====== PROVIDED DATA ======
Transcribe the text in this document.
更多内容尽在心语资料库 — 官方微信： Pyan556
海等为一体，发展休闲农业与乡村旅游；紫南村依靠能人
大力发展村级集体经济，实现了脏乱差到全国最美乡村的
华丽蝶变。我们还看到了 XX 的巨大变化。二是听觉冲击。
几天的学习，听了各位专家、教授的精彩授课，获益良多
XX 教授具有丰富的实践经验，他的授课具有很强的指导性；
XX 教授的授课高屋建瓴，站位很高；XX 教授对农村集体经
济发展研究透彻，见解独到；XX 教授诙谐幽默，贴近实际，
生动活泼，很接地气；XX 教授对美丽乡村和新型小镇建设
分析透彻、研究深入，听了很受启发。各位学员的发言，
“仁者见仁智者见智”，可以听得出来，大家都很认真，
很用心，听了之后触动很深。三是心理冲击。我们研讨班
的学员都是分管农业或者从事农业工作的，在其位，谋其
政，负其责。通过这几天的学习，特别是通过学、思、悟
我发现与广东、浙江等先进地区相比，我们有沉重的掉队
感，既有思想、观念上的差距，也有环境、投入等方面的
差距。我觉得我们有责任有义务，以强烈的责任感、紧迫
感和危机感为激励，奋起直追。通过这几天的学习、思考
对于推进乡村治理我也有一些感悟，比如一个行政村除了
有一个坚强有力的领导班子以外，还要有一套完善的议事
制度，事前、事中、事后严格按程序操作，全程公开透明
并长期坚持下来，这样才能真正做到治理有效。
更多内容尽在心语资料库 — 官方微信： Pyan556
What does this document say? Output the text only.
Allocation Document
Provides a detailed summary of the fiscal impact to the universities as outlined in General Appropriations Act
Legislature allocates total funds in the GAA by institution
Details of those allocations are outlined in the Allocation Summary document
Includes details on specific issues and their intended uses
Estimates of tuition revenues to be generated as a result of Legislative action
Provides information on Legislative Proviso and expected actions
======
- WHAT TO WORK ON:
Write out the data exactly as it stands.

- OUTPUT FOR THIS EXERCISE:
Transcribe the text in this document.
更多内容尽在心语资料库 — 官方微信： Pyan556
海等为一体，发展休闲农业与乡村旅游；紫南村依靠能人
大力发展村级集体经济，实现了脏乱差到全国最美乡村的
华丽蝶变。我们还看到了 XX 的巨大变化。二是听觉冲击。
几天的学习，听了各位专家、教授的精彩授课，获益良多
XX 教授具有丰富的实践经验，他的授课具有很强的指导性；
XX 教授的授课高屋建瓴，站位很高；XX 教授对农村集体经
济发展研究透彻，见解独到；XX 教授诙谐幽默，贴近实际，
生动活泼，很接地气；XX 教授对美丽乡村和新型小镇建设
分析透彻、研究深入，听了很受启发。各位学员的发言，
“仁者见仁智者见智”，可以听得出来，大家都很认真，
很用心，听了之后触动很深。三是心理冲击。我们研讨班
的学员都是分管农业或者从事农业工作的，在其位，谋其
政，负其责。通过这几天的学习，特别是通过学、思、悟
我发现与广东、浙江等先进地区相比，我们有沉重的掉队
感，既有思想、观念上的差距，也有环境、投入等方面的
差距。我觉得我们有责任有义务，以强烈的责任感、紧迫
感和危机感为激励，奋起直追。通过这几天的学习、思考
对于推进乡村治理我也有一些感悟，比如一个行政村除了
有一个坚强有力的领导班子以外，还要有一套完善的议事
制度，事前、事中、事后严格按程序操作，全程公开透明
并长期坚持下来，这样才能真正做到治理有效。
更多内容尽在心语资料库 — 官方微信： Pyan556
What does this document say? Output the text only.
Allocation Document
Provides a detailed summary of the fiscal impact to the universities as outlined in General Appropriations Act
Legislature allocates total funds in the GAA by institution
Details of those allocations are outlined in the Allocation Summary document
Includes details on specific issues and their intended uses
Estimates of tuition revenues to be generated as a result of Legislative action
Provides information on Legislative Proviso and expected actions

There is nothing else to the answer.